**To be done**
Reproduce all the lines exactly as they stand, apart from the pictures.

**Items**
>>

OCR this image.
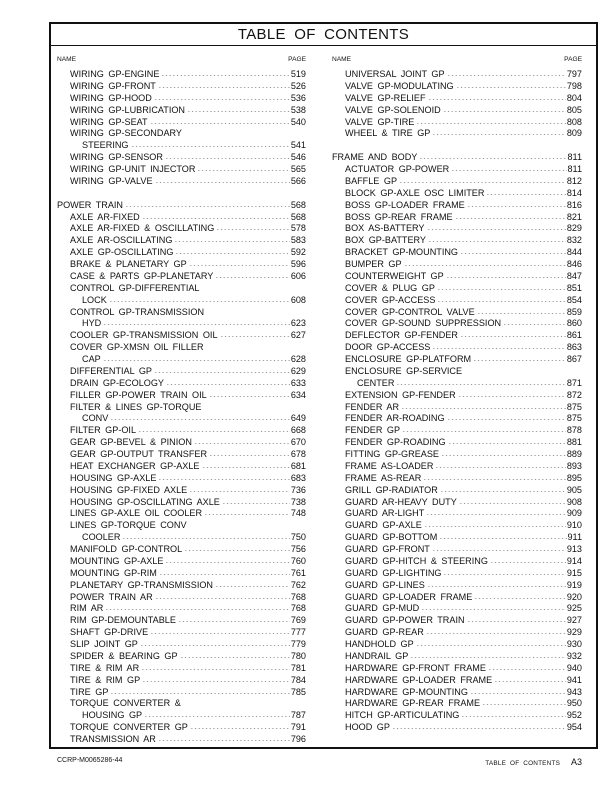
TABLE OF CONTENTS
NAME	PAGE
WIRING GP-ENGINE	519
WIRING GP-FRONT	526
WIRING GP-HOOD	536
WIRING GP-LUBRICATION	538
WIRING GP-SEAT	540
WIRING GP-SECONDARY
STEERING	541
WIRING GP-SENSOR	546
WIRING GP-UNIT INJECTOR	565
WIRING GP-VALVE	566
POWER TRAIN	568
AXLE AR-FIXED	568
AXLE AR-FIXED & OSCILLATING	578
AXLE AR-OSCILLATING	583
AXLE GP-OSCILLATING	592
BRAKE & PLANETARY GP	596
CASE & PARTS GP-PLANETARY	606
CONTROL GP-DIFFERENTIAL
LOCK	608
CONTROL GP-TRANSMISSION
HYD	623
COOLER GP-TRANSMISSION OIL	627
COVER GP-XMSN OIL FILLER
CAP	628
DIFFERENTIAL GP	629
DRAIN GP-ECOLOGY	633
FILLER GP-POWER TRAIN OIL	634
FILTER & LINES GP-TORQUE
CONV	649
FILTER GP-OIL	668
GEAR GP-BEVEL & PINION	670
GEAR GP-OUTPUT TRANSFER	678
HEAT EXCHANGER GP-AXLE	681
HOUSING GP-AXLE	683
HOUSING GP-FIXED AXLE	736
HOUSING GP-OSCILLATING AXLE	738
LINES GP-AXLE OIL COOLER	748
LINES GP-TORQUE CONV
COOLER	750
MANIFOLD GP-CONTROL	756
MOUNTING GP-AXLE	760
MOUNTING GP-RIM	761
PLANETARY GP-TRANSMISSION	762
POWER TRAIN AR	768
RIM AR	768
RIM GP-DEMOUNTABLE	769
SHAFT GP-DRIVE	777
SLIP JOINT GP	779
SPIDER & BEARING GP	780
TIRE & RIM AR	781
TIRE & RIM GP	784
TIRE GP	785
TORQUE CONVERTER &
HOUSING GP	787
TORQUE CONVERTER GP	791
TRANSMISSION AR	796
NAME	PAGE
UNIVERSAL JOINT GP	797
VALVE GP-MODULATING	798
VALVE GP-RELIEF	804
VALVE GP-SOLENOID	805
VALVE GP-TIRE	808
WHEEL & TIRE GP	809
FRAME AND BODY	811
ACTUATOR GP-POWER	811
BAFFLE GP	812
BLOCK GP-AXLE OSC LIMITER	814
BOSS GP-LOADER FRAME	816
BOSS GP-REAR FRAME	821
BOX AS-BATTERY	829
BOX GP-BATTERY	832
BRACKET GP-MOUNTING	844
BUMPER GP	846
COUNTERWEIGHT GP	847
COVER & PLUG GP	851
COVER GP-ACCESS	854
COVER GP-CONTROL VALVE	859
COVER GP-SOUND SUPPRESSION	860
DEFLECTOR GP-FENDER	861
DOOR GP-ACCESS	863
ENCLOSURE GP-PLATFORM	867
ENCLOSURE GP-SERVICE
CENTER	871
EXTENSION GP-FENDER	872
FENDER AR	875
FENDER AR-ROADING	875
FENDER GP	878
FENDER GP-ROADING	881
FITTING GP-GREASE	889
FRAME AS-LOADER	893
FRAME AS-REAR	895
GRILL GP-RADIATOR	905
GUARD AR-HEAVY DUTY	908
GUARD AR-LIGHT	909
GUARD GP-AXLE	910
GUARD GP-BOTTOM	911
GUARD GP-FRONT	913
GUARD GP-HITCH & STEERING	914
GUARD GP-LIGHTING	915
GUARD GP-LINES	919
GUARD GP-LOADER FRAME	920
GUARD GP-MUD	925
GUARD GP-POWER TRAIN	927
GUARD GP-REAR	929
HANDHOLD GP	930
HANDRAIL GP	932
HARDWARE GP-FRONT FRAME	940
HARDWARE GP-LOADER FRAME	941
HARDWARE GP-MOUNTING	943
HARDWARE GP-REAR FRAME	950
HITCH GP-ARTICULATING	952
HOOD GP	954
CCRP-M0065286-44	TABLE OF CONTENTS A3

<<

**Output**
OCR this image.
TABLE OF CONTENTS
NAME	PAGE
WIRING GP-ENGINE	519
WIRING GP-FRONT	526
WIRING GP-HOOD	536
WIRING GP-LUBRICATION	538
WIRING GP-SEAT	540
WIRING GP-SECONDARY
STEERING	541
WIRING GP-SENSOR	546
WIRING GP-UNIT INJECTOR	565
WIRING GP-VALVE	566
POWER TRAIN	568
AXLE AR-FIXED	568
AXLE AR-FIXED & OSCILLATING	578
AXLE AR-OSCILLATING	583
AXLE GP-OSCILLATING	592
BRAKE & PLANETARY GP	596
CASE & PARTS GP-PLANETARY	606
CONTROL GP-DIFFERENTIAL
LOCK	608
CONTROL GP-TRANSMISSION
HYD	623
COOLER GP-TRANSMISSION OIL	627
COVER GP-XMSN OIL FILLER
CAP	628
DIFFERENTIAL GP	629
DRAIN GP-ECOLOGY	633
FILLER GP-POWER TRAIN OIL	634
FILTER & LINES GP-TORQUE
CONV	649
FILTER GP-OIL	668
GEAR GP-BEVEL & PINION	670
GEAR GP-OUTPUT TRANSFER	678
HEAT EXCHANGER GP-AXLE	681
HOUSING GP-AXLE	683
HOUSING GP-FIXED AXLE	736
HOUSING GP-OSCILLATING AXLE	738
LINES GP-AXLE OIL COOLER	748
LINES GP-TORQUE CONV
COOLER	750
MANIFOLD GP-CONTROL	756
MOUNTING GP-AXLE	760
MOUNTING GP-RIM	761
PLANETARY GP-TRANSMISSION	762
POWER TRAIN AR	768
RIM AR	768
RIM GP-DEMOUNTABLE	769
SHAFT GP-DRIVE	777
SLIP JOINT GP	779
SPIDER & BEARING GP	780
TIRE & RIM AR	781
TIRE & RIM GP	784
TIRE GP	785
TORQUE CONVERTER &
HOUSING GP	787
TORQUE CONVERTER GP	791
TRANSMISSION AR	796
NAME	PAGE
UNIVERSAL JOINT GP	797
VALVE GP-MODULATING	798
VALVE GP-RELIEF	804
VALVE GP-SOLENOID	805
VALVE GP-TIRE	808
WHEEL & TIRE GP	809
FRAME AND BODY	811
ACTUATOR GP-POWER	811
BAFFLE GP	812
BLOCK GP-AXLE OSC LIMITER	814
BOSS GP-LOADER FRAME	816
BOSS GP-REAR FRAME	821
BOX AS-BATTERY	829
BOX GP-BATTERY	832
BRACKET GP-MOUNTING	844
BUMPER GP	846
COUNTERWEIGHT GP	847
COVER & PLUG GP	851
COVER GP-ACCESS	854
COVER GP-CONTROL VALVE	859
COVER GP-SOUND SUPPRESSION	860
DEFLECTOR GP-FENDER	861
DOOR GP-ACCESS	863
ENCLOSURE GP-PLATFORM	867
ENCLOSURE GP-SERVICE
CENTER	871
EXTENSION GP-FENDER	872
FENDER AR	875
FENDER AR-ROADING	875
FENDER GP	878
FENDER GP-ROADING	881
FITTING GP-GREASE	889
FRAME AS-LOADER	893
FRAME AS-REAR	895
GRILL GP-RADIATOR	905
GUARD AR-HEAVY DUTY	908
GUARD AR-LIGHT	909
GUARD GP-AXLE	910
GUARD GP-BOTTOM	911
GUARD GP-FRONT	913
GUARD GP-HITCH & STEERING	914
GUARD GP-LIGHTING	915
GUARD GP-LINES	919
GUARD GP-LOADER FRAME	920
GUARD GP-MUD	925
GUARD GP-POWER TRAIN	927
GUARD GP-REAR	929
HANDHOLD GP	930
HANDRAIL GP	932
HARDWARE GP-FRONT FRAME	940
HARDWARE GP-LOADER FRAME	941
HARDWARE GP-MOUNTING	943
HARDWARE GP-REAR FRAME	950
HITCH GP-ARTICULATING	952
HOOD GP	954
CCRP-M0065286-44	TABLE OF CONTENTS A3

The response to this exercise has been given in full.